■ Input material
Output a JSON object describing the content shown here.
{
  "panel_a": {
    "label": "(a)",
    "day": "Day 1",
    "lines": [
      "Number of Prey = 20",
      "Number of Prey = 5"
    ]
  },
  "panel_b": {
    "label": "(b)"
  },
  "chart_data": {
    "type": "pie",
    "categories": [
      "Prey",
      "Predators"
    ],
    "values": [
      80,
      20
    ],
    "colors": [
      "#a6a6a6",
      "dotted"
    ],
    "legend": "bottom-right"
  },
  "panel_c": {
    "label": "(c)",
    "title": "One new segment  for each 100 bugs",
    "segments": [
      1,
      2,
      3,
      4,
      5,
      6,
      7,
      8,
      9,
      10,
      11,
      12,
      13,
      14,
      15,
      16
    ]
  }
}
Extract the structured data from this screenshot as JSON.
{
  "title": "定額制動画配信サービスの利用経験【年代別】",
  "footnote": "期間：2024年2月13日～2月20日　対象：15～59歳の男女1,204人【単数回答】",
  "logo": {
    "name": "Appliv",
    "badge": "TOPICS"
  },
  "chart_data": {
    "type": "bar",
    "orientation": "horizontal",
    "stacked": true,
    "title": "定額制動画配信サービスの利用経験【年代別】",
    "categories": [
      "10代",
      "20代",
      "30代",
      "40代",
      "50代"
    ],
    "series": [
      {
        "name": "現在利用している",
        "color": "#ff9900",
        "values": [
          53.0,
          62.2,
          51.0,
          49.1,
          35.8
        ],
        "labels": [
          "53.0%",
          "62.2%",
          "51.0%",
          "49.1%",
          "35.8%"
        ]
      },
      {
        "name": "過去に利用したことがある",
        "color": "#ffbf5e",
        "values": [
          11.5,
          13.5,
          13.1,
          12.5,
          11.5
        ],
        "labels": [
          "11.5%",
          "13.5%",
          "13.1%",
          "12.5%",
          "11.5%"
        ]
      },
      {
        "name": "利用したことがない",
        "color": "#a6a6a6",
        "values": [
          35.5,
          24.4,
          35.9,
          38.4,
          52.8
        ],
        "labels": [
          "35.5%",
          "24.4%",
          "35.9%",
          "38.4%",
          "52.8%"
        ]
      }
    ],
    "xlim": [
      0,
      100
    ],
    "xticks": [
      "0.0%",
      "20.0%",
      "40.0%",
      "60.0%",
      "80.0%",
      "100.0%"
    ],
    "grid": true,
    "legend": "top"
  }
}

■ What to work on
Extract the complete set of records unchanged.

■ Task result
Output a JSON object describing the content shown here.
{
  "panel_a": {
    "label": "(a)",
    "day": "Day 1",
    "lines": [
      "Number of Prey = 20",
      "Number of Prey = 5"
    ]
  },
  "panel_b": {
    "label": "(b)"
  },
  "chart_data": {
    "type": "pie",
    "categories": [
      "Prey",
      "Predators"
    ],
    "values": [
      80,
      20
    ],
    "colors": [
      "#a6a6a6",
      "dotted"
    ],
    "legend": "bottom-right"
  },
  "panel_c": {
    "label": "(c)",
    "title": "One new segment  for each 100 bugs",
    "segments": [
      1,
      2,
      3,
      4,
      5,
      6,
      7,
      8,
      9,
      10,
      11,
      12,
      13,
      14,
      15,
      16
    ]
  }
}
Extract the structured data from this screenshot as JSON.
{
  "title": "定額制動画配信サービスの利用経験【年代別】",
  "footnote": "期間：2024年2月13日～2月20日　対象：15～59歳の男女1,204人【単数回答】",
  "logo": {
    "name": "Appliv",
    "badge": "TOPICS"
  },
  "chart_data": {
    "type": "bar",
    "orientation": "horizontal",
    "stacked": true,
    "title": "定額制動画配信サービスの利用経験【年代別】",
    "categories": [
      "10代",
      "20代",
      "30代",
      "40代",
      "50代"
    ],
    "series": [
      {
        "name": "現在利用している",
        "color": "#ff9900",
        "values": [
          53.0,
          62.2,
          51.0,
          49.1,
          35.8
        ],
        "labels": [
          "53.0%",
          "62.2%",
          "51.0%",
          "49.1%",
          "35.8%"
        ]
      },
      {
        "name": "過去に利用したことがある",
        "color": "#ffbf5e",
        "values": [
          11.5,
          13.5,
          13.1,
          12.5,
          11.5
        ],
        "labels": [
          "11.5%",
          "13.5%",
          "13.1%",
          "12.5%",
          "11.5%"
        ]
      },
      {
        "name": "利用したことがない",
        "color": "#a6a6a6",
        "values": [
          35.5,
          24.4,
          35.9,
          38.4,
          52.8
        ],
        "labels": [
          "35.5%",
          "24.4%",
          "35.9%",
          "38.4%",
          "52.8%"
        ]
      }
    ],
    "xlim": [
      0,
      100
    ],
    "xticks": [
      "0.0%",
      "20.0%",
      "40.0%",
      "60.0%",
      "80.0%",
      "100.0%"
    ],
    "grid": true,
    "legend": "top"
  }
}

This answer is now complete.